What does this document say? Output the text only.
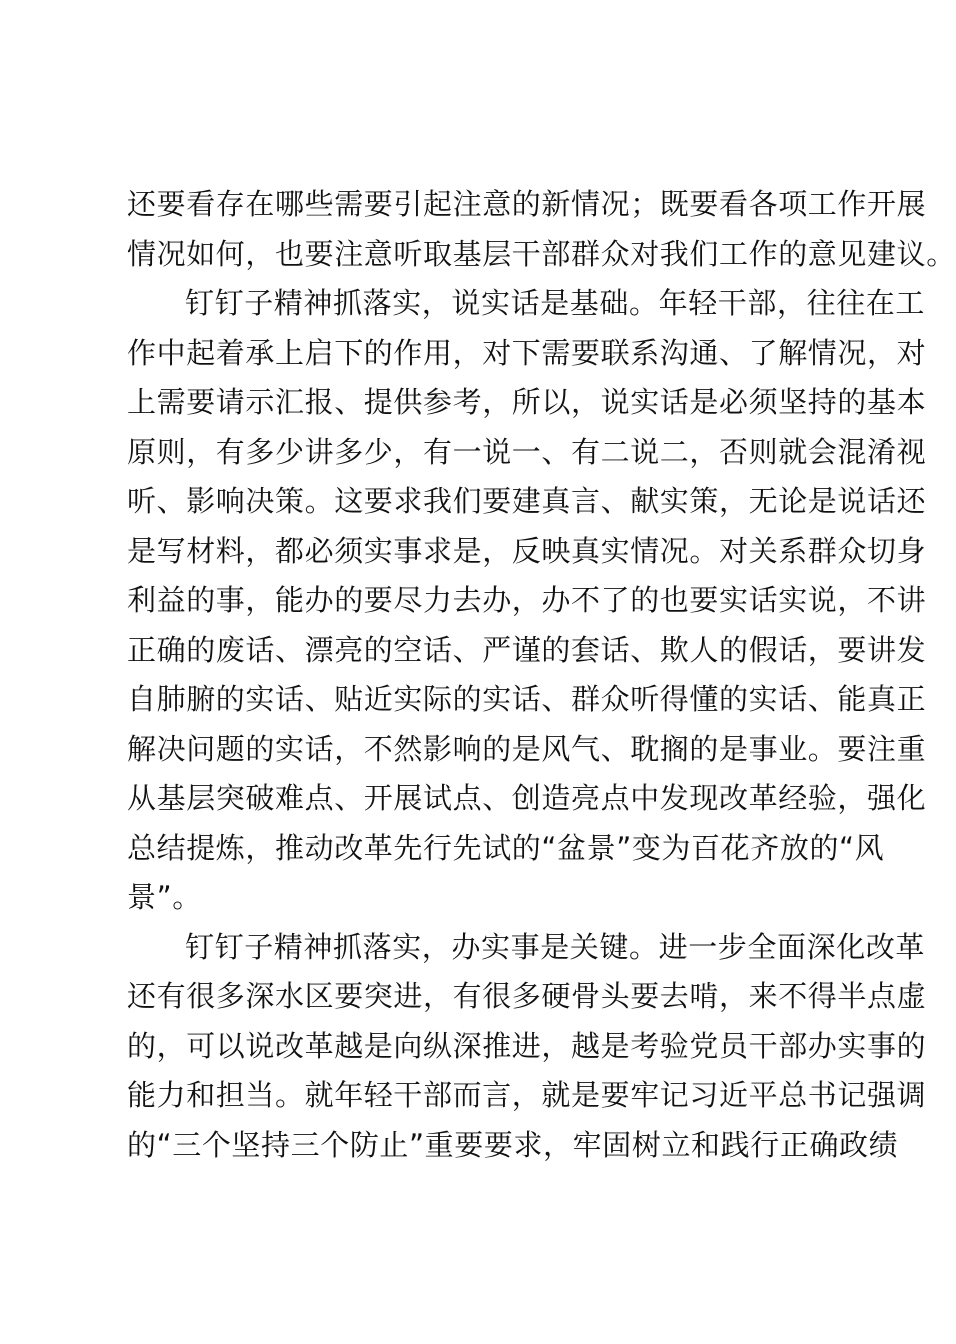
还要看存在哪些需要引起注意的新情况；既要看各项工作开展
情况如何，也要注意听取基层干部群众对我们工作的意见建议。
钉钉子精神抓落实，说实话是基础。年轻干部，往往在工
作中起着承上启下的作用，对下需要联系沟通、了解情况，对
上需要请示汇报、提供参考，所以，说实话是必须坚持的基本
原则，有多少讲多少，有一说一、有二说二，否则就会混淆视
听、影响决策。这要求我们要建真言、献实策，无论是说话还
是写材料，都必须实事求是，反映真实情况。对关系群众切身
利益的事，能办的要尽力去办，办不了的也要实话实说，不讲
正确的废话、漂亮的空话、严谨的套话、欺人的假话，要讲发
自肺腑的实话、贴近实际的实话、群众听得懂的实话、能真正
解决问题的实话，不然影响的是风气、耽搁的是事业。要注重
从基层突破难点、开展试点、创造亮点中发现改革经验，强化
总结提炼，推动改革先行先试的“盆景”变为百花齐放的“风
景”。
钉钉子精神抓落实，办实事是关键。进一步全面深化改革
还有很多深水区要突进，有很多硬骨头要去啃，来不得半点虚
的，可以说改革越是向纵深推进，越是考验党员干部办实事的
能力和担当。就年轻干部而言，就是要牢记习近平总书记强调
的“三个坚持三个防止”重要要求，牢固树立和践行正确政绩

————————

◆ PROBLEM STATEMENT ◆
Make an exact copy of the whole listing, but don't bring over any pictures.

◆ FINAL RESULT ◆
What does this document say? Output the text only.
还要看存在哪些需要引起注意的新情况；既要看各项工作开展
情况如何，也要注意听取基层干部群众对我们工作的意见建议。
钉钉子精神抓落实，说实话是基础。年轻干部，往往在工
作中起着承上启下的作用，对下需要联系沟通、了解情况，对
上需要请示汇报、提供参考，所以，说实话是必须坚持的基本
原则，有多少讲多少，有一说一、有二说二，否则就会混淆视
听、影响决策。这要求我们要建真言、献实策，无论是说话还
是写材料，都必须实事求是，反映真实情况。对关系群众切身
利益的事，能办的要尽力去办，办不了的也要实话实说，不讲
正确的废话、漂亮的空话、严谨的套话、欺人的假话，要讲发
自肺腑的实话、贴近实际的实话、群众听得懂的实话、能真正
解决问题的实话，不然影响的是风气、耽搁的是事业。要注重
从基层突破难点、开展试点、创造亮点中发现改革经验，强化
总结提炼，推动改革先行先试的“盆景”变为百花齐放的“风
景”。
钉钉子精神抓落实，办实事是关键。进一步全面深化改革
还有很多深水区要突进，有很多硬骨头要去啃，来不得半点虚
的，可以说改革越是向纵深推进，越是考验党员干部办实事的
能力和担当。就年轻干部而言，就是要牢记习近平总书记强调
的“三个坚持三个防止”重要要求，牢固树立和践行正确政绩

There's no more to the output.